*Required task*.
Check each line for the string "start". Give only the count of lines that have it.

*Entries supplied*.
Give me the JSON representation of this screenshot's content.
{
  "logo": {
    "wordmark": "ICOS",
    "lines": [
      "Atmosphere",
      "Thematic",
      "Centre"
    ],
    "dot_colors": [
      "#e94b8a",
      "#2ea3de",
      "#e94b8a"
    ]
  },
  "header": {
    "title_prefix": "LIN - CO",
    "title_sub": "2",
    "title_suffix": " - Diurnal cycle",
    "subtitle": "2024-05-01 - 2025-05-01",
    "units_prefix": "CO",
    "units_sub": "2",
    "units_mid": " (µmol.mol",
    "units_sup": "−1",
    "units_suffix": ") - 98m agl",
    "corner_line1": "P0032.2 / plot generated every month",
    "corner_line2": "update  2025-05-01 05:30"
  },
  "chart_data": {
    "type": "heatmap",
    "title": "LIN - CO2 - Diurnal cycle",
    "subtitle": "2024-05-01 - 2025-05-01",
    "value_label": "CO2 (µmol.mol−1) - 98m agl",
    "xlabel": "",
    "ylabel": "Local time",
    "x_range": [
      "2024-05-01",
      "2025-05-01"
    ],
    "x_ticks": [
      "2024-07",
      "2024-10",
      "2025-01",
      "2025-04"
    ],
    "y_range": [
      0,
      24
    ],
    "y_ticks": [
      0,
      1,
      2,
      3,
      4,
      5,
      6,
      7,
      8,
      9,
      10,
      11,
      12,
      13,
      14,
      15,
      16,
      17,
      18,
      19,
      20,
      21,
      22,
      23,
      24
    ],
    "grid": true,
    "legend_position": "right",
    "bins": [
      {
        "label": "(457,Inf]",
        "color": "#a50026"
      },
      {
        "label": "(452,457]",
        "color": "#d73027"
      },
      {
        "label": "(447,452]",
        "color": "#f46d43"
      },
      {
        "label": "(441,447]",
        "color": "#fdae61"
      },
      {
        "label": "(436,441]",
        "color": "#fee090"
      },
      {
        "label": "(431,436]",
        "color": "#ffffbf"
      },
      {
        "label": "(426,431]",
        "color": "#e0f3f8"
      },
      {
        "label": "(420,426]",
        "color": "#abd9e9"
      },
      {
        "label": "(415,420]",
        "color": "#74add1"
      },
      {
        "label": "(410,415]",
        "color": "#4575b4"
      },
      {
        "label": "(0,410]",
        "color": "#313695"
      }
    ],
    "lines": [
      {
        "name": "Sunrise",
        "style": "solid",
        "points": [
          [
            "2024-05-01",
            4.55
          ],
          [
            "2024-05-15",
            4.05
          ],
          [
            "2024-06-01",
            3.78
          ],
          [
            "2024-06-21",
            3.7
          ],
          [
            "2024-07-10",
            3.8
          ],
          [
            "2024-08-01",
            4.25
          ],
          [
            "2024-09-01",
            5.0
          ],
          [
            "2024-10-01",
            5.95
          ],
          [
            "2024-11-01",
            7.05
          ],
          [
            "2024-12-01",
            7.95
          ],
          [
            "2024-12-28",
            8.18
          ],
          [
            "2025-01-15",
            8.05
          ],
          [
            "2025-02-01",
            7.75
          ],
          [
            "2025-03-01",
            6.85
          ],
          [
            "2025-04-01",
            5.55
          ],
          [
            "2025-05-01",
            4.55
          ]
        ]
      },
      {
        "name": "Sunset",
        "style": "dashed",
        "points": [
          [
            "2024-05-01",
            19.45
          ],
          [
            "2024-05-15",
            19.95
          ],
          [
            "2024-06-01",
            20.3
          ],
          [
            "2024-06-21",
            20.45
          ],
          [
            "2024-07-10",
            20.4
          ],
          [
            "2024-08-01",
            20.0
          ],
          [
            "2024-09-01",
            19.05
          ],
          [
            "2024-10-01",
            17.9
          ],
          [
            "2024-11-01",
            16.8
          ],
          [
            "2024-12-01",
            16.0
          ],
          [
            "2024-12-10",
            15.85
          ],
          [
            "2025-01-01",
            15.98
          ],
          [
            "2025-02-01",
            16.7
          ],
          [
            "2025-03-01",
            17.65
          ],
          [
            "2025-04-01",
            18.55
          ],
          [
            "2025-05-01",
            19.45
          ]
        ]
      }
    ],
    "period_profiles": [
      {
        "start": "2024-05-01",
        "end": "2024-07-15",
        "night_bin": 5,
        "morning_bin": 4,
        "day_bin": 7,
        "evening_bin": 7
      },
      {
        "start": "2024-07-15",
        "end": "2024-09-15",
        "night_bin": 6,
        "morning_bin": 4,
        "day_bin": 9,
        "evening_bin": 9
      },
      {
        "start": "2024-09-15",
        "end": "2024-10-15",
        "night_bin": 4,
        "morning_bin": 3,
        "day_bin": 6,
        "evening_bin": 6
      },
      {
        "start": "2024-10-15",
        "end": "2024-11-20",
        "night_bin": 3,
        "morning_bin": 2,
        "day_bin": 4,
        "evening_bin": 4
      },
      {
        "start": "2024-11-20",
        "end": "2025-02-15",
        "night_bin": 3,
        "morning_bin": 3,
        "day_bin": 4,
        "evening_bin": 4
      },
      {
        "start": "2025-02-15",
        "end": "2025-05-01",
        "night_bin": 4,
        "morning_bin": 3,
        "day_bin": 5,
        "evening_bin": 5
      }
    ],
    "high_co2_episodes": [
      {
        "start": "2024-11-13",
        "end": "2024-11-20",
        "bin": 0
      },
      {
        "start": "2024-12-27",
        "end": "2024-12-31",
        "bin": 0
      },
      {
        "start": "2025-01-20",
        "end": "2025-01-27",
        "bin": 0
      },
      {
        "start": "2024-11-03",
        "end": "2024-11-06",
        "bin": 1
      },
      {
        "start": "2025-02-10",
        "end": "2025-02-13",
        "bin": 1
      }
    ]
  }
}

*Response for this exercise*.
11